Work to do >>
Copy the rows below word for word, leaving out the pictures.

Task data >>
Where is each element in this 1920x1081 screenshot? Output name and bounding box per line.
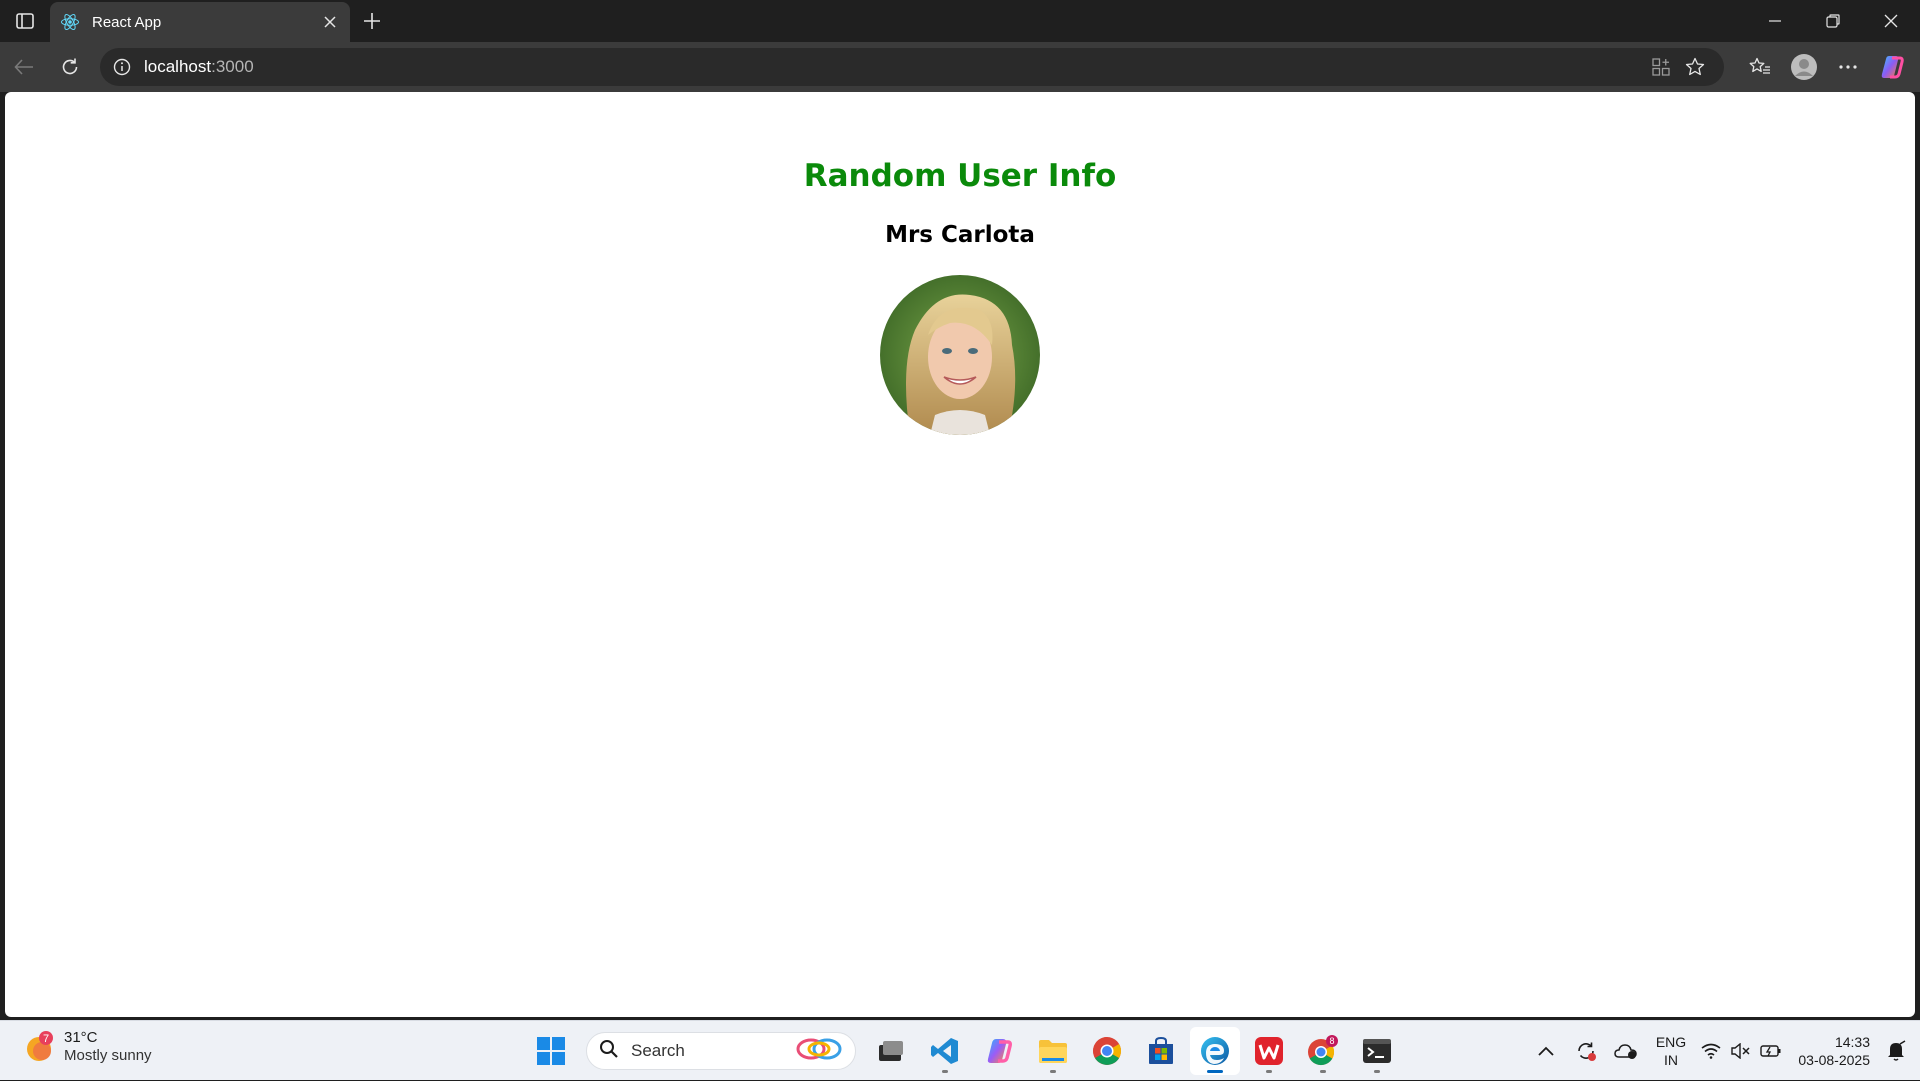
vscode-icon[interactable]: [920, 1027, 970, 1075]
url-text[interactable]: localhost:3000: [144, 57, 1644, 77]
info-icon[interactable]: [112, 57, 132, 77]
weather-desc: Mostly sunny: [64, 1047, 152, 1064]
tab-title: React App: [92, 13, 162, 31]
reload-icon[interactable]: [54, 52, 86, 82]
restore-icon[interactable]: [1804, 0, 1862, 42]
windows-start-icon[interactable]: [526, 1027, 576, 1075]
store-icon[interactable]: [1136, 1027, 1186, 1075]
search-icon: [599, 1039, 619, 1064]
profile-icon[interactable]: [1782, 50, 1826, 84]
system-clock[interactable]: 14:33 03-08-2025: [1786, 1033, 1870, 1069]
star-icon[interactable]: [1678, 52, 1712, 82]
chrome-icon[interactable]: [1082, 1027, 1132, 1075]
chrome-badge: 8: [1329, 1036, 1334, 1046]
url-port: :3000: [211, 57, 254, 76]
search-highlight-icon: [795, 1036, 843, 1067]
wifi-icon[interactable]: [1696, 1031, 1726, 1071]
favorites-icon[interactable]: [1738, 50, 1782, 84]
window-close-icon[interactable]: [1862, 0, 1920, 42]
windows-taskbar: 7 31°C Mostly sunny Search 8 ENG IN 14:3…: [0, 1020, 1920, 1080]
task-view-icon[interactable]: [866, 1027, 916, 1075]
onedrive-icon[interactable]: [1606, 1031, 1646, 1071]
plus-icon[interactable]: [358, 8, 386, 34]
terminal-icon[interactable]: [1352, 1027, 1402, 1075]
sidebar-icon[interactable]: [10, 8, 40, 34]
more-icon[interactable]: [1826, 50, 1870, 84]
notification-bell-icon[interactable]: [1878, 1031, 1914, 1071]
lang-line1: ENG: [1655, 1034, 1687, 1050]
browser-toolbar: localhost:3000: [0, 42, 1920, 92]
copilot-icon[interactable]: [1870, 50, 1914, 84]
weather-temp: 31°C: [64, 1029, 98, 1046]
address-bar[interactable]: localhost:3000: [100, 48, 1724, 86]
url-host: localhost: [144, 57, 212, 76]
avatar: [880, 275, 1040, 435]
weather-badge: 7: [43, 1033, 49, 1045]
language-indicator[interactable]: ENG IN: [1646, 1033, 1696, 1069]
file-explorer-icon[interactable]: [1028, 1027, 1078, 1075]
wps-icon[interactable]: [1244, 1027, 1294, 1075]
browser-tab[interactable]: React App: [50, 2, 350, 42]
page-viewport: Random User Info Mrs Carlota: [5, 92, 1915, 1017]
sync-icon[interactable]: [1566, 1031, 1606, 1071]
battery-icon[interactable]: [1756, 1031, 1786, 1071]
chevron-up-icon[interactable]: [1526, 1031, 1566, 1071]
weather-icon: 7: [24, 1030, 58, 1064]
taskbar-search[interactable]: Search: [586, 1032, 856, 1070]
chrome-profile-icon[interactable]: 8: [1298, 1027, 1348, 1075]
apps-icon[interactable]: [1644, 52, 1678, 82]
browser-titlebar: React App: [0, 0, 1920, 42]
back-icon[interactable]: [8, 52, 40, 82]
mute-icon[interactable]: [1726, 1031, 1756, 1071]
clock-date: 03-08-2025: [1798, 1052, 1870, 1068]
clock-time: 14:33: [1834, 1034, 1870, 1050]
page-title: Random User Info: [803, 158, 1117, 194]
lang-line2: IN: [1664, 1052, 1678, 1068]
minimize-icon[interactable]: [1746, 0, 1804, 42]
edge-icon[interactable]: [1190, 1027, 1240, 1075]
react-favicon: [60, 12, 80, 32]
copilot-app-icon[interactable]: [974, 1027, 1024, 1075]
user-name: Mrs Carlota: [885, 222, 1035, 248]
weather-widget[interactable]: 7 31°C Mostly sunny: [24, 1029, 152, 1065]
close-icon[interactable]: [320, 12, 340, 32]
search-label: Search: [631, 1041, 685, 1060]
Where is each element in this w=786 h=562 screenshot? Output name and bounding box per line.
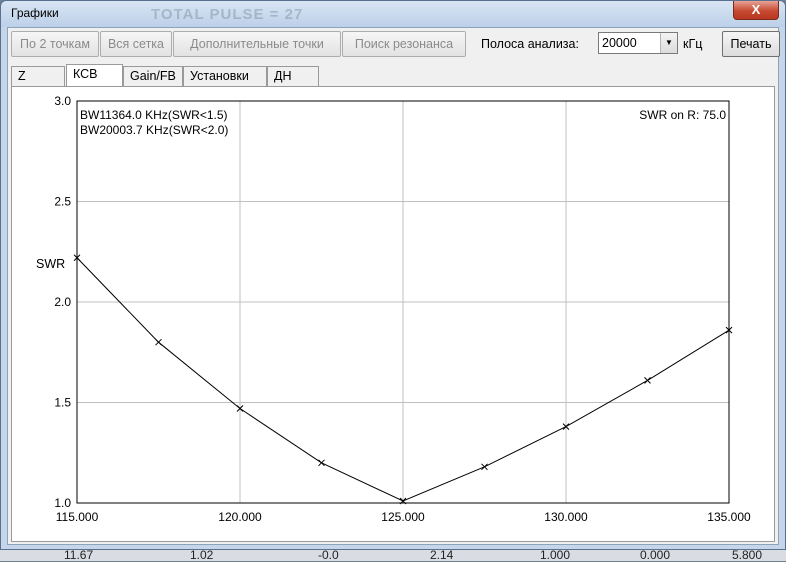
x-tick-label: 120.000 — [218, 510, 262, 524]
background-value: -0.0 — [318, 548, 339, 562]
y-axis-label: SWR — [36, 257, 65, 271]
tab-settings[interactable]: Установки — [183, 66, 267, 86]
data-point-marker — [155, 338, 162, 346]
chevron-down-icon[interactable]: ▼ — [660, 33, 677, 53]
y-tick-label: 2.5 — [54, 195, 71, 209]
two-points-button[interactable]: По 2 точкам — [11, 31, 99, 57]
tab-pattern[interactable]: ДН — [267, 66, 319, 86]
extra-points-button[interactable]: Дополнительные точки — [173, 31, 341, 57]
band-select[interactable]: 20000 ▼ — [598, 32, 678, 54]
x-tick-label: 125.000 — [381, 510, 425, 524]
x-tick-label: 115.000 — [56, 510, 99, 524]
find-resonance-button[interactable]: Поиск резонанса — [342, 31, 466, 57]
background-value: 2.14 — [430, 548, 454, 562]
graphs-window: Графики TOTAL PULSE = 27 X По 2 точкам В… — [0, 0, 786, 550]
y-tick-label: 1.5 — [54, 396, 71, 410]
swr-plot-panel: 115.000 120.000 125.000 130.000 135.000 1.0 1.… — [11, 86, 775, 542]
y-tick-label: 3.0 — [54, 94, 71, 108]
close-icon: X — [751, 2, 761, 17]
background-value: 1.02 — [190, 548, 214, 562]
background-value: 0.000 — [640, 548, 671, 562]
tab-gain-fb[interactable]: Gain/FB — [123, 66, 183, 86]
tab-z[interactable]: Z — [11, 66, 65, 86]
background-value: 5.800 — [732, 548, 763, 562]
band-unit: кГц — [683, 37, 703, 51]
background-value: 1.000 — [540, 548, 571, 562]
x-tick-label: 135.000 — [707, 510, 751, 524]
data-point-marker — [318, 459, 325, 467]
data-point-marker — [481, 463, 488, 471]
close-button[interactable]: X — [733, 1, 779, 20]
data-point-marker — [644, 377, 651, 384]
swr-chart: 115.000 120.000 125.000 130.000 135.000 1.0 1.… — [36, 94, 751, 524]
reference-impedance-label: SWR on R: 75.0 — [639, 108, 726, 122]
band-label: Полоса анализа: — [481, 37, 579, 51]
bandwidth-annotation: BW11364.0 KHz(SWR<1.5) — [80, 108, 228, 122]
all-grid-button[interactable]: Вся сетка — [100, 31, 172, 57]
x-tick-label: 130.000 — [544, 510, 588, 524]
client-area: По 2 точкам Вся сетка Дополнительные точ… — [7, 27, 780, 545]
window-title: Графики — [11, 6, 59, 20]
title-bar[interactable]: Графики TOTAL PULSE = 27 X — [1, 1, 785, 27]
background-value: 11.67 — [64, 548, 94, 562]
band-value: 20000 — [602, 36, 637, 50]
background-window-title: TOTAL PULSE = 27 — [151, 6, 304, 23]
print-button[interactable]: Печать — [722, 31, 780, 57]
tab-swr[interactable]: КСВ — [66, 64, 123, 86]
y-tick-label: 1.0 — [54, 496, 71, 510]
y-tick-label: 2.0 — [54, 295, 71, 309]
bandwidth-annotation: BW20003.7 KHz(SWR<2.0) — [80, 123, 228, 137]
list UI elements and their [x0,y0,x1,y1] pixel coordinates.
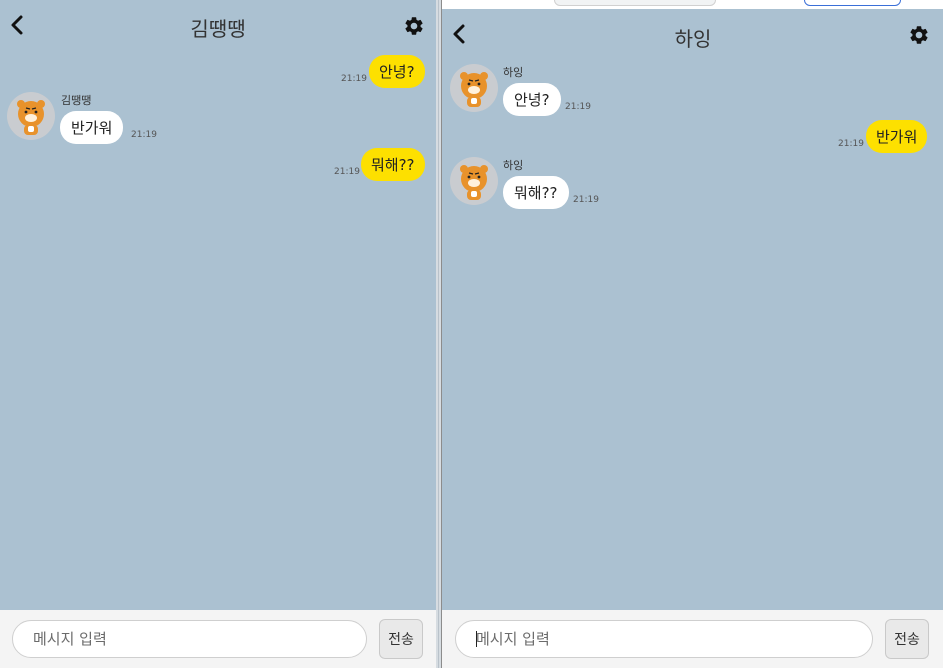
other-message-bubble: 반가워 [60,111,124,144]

Response to this exercise >>
Where is each element in this 1920x1081 screenshot? Output name and bounding box per line.
vscode-icon[interactable]: [920, 1027, 970, 1075]
url-text[interactable]: localhost:3000: [144, 57, 1644, 77]
info-icon[interactable]: [112, 57, 132, 77]
weather-desc: Mostly sunny: [64, 1047, 152, 1064]
tab-title: React App: [92, 13, 162, 31]
reload-icon[interactable]: [54, 52, 86, 82]
restore-icon[interactable]: [1804, 0, 1862, 42]
windows-start-icon[interactable]: [526, 1027, 576, 1075]
store-icon[interactable]: [1136, 1027, 1186, 1075]
search-icon: [599, 1039, 619, 1064]
profile-icon[interactable]: [1782, 50, 1826, 84]
system-clock[interactable]: 14:33 03-08-2025: [1786, 1033, 1870, 1069]
star-icon[interactable]: [1678, 52, 1712, 82]
chrome-icon[interactable]: [1082, 1027, 1132, 1075]
chrome-badge: 8: [1329, 1036, 1334, 1046]
url-port: :3000: [211, 57, 254, 76]
search-highlight-icon: [795, 1036, 843, 1067]
wifi-icon[interactable]: [1696, 1031, 1726, 1071]
favorites-icon[interactable]: [1738, 50, 1782, 84]
window-close-icon[interactable]: [1862, 0, 1920, 42]
windows-taskbar: 7 31°C Mostly sunny Search 8 ENG IN 14:3…: [0, 1020, 1920, 1080]
task-view-icon[interactable]: [866, 1027, 916, 1075]
onedrive-icon[interactable]: [1606, 1031, 1646, 1071]
plus-icon[interactable]: [358, 8, 386, 34]
terminal-icon[interactable]: [1352, 1027, 1402, 1075]
sidebar-icon[interactable]: [10, 8, 40, 34]
more-icon[interactable]: [1826, 50, 1870, 84]
notification-bell-icon[interactable]: [1878, 1031, 1914, 1071]
lang-line1: ENG: [1655, 1034, 1687, 1050]
browser-toolbar: localhost:3000: [0, 42, 1920, 92]
copilot-icon[interactable]: [1870, 50, 1914, 84]
weather-temp: 31°C: [64, 1029, 98, 1046]
address-bar[interactable]: localhost:3000: [100, 48, 1724, 86]
url-host: localhost: [144, 57, 212, 76]
avatar: [880, 275, 1040, 435]
weather-badge: 7: [43, 1033, 49, 1045]
language-indicator[interactable]: ENG IN: [1646, 1033, 1696, 1069]
file-explorer-icon[interactable]: [1028, 1027, 1078, 1075]
wps-icon[interactable]: [1244, 1027, 1294, 1075]
browser-tab[interactable]: React App: [50, 2, 350, 42]
page-viewport: Random User Info Mrs Carlota: [5, 92, 1915, 1017]
sync-icon[interactable]: [1566, 1031, 1606, 1071]
battery-icon[interactable]: [1756, 1031, 1786, 1071]
chevron-up-icon[interactable]: [1526, 1031, 1566, 1071]
weather-icon: 7: [24, 1030, 58, 1064]
taskbar-search[interactable]: Search: [586, 1032, 856, 1070]
chrome-profile-icon[interactable]: 8: [1298, 1027, 1348, 1075]
apps-icon[interactable]: [1644, 52, 1678, 82]
browser-titlebar: React App: [0, 0, 1920, 42]
back-icon[interactable]: [8, 52, 40, 82]
mute-icon[interactable]: [1726, 1031, 1756, 1071]
clock-date: 03-08-2025: [1798, 1052, 1870, 1068]
clock-time: 14:33: [1834, 1034, 1870, 1050]
page-title: Random User Info: [803, 158, 1117, 194]
lang-line2: IN: [1664, 1052, 1678, 1068]
minimize-icon[interactable]: [1746, 0, 1804, 42]
edge-icon[interactable]: [1190, 1027, 1240, 1075]
react-favicon: [60, 12, 80, 32]
copilot-app-icon[interactable]: [974, 1027, 1024, 1075]
user-name: Mrs Carlota: [885, 222, 1035, 248]
weather-widget[interactable]: 7 31°C Mostly sunny: [24, 1029, 152, 1065]
close-icon[interactable]: [320, 12, 340, 32]
search-label: Search: [631, 1041, 685, 1060]
Where is each element in this w=786 h=562 screenshot? Output name and bounding box per line.
x-tick-label: 120.000 — [218, 510, 262, 524]
background-value: -0.0 — [318, 548, 339, 562]
y-axis-label: SWR — [36, 257, 65, 271]
tab-settings[interactable]: Установки — [183, 66, 267, 86]
data-point-marker — [155, 338, 162, 346]
chevron-down-icon[interactable]: ▼ — [660, 33, 677, 53]
y-tick-label: 2.5 — [54, 195, 71, 209]
two-points-button[interactable]: По 2 точкам — [11, 31, 99, 57]
tab-pattern[interactable]: ДН — [267, 66, 319, 86]
extra-points-button[interactable]: Дополнительные точки — [173, 31, 341, 57]
band-select[interactable]: 20000 ▼ — [598, 32, 678, 54]
x-tick-label: 125.000 — [381, 510, 425, 524]
x-tick-label: 115.000 — [56, 510, 99, 524]
find-resonance-button[interactable]: Поиск резонанса — [342, 31, 466, 57]
background-value: 2.14 — [430, 548, 454, 562]
graphs-window: Графики TOTAL PULSE = 27 X По 2 точкам В… — [0, 0, 786, 550]
y-tick-label: 1.5 — [54, 396, 71, 410]
swr-plot-panel: 115.000 120.000 125.000 130.000 135.000 1.0 1.… — [11, 86, 775, 542]
y-tick-label: 3.0 — [54, 94, 71, 108]
close-icon: X — [751, 2, 761, 17]
background-value: 1.02 — [190, 548, 214, 562]
background-value: 0.000 — [640, 548, 671, 562]
tab-gain-fb[interactable]: Gain/FB — [123, 66, 183, 86]
tab-z[interactable]: Z — [11, 66, 65, 86]
background-value: 5.800 — [732, 548, 763, 562]
band-unit: кГц — [683, 37, 703, 51]
background-value: 1.000 — [540, 548, 571, 562]
x-tick-label: 135.000 — [707, 510, 751, 524]
data-point-marker — [318, 459, 325, 467]
data-point-marker — [481, 463, 488, 471]
close-button[interactable]: X — [733, 1, 779, 20]
data-point-marker — [644, 377, 651, 384]
swr-chart: 115.000 120.000 125.000 130.000 135.000 1.0 1.… — [36, 94, 751, 524]
reference-impedance-label: SWR on R: 75.0 — [639, 108, 726, 122]
band-label: Полоса анализа: — [481, 37, 579, 51]
bandwidth-annotation: BW11364.0 KHz(SWR<1.5) — [80, 108, 228, 122]
all-grid-button[interactable]: Вся сетка — [100, 31, 172, 57]
x-tick-label: 130.000 — [544, 510, 588, 524]
client-area: По 2 точкам Вся сетка Дополнительные точ… — [7, 27, 780, 545]
window-title: Графики — [11, 6, 59, 20]
title-bar[interactable]: Графики TOTAL PULSE = 27 X — [1, 1, 785, 27]
background-value: 11.67 — [64, 548, 94, 562]
band-value: 20000 — [602, 36, 637, 50]
background-window-title: TOTAL PULSE = 27 — [151, 6, 304, 23]
print-button[interactable]: Печать — [722, 31, 780, 57]
tab-swr[interactable]: КСВ — [66, 64, 123, 86]
y-tick-label: 1.0 — [54, 496, 71, 510]
y-tick-label: 2.0 — [54, 295, 71, 309]
bandwidth-annotation: BW20003.7 KHz(SWR<2.0) — [80, 123, 228, 137]
list UI elements and their [x0,y0,x1,y1] pixel coordinates.
other-message-bubble: 반가워 [60,111,124,144]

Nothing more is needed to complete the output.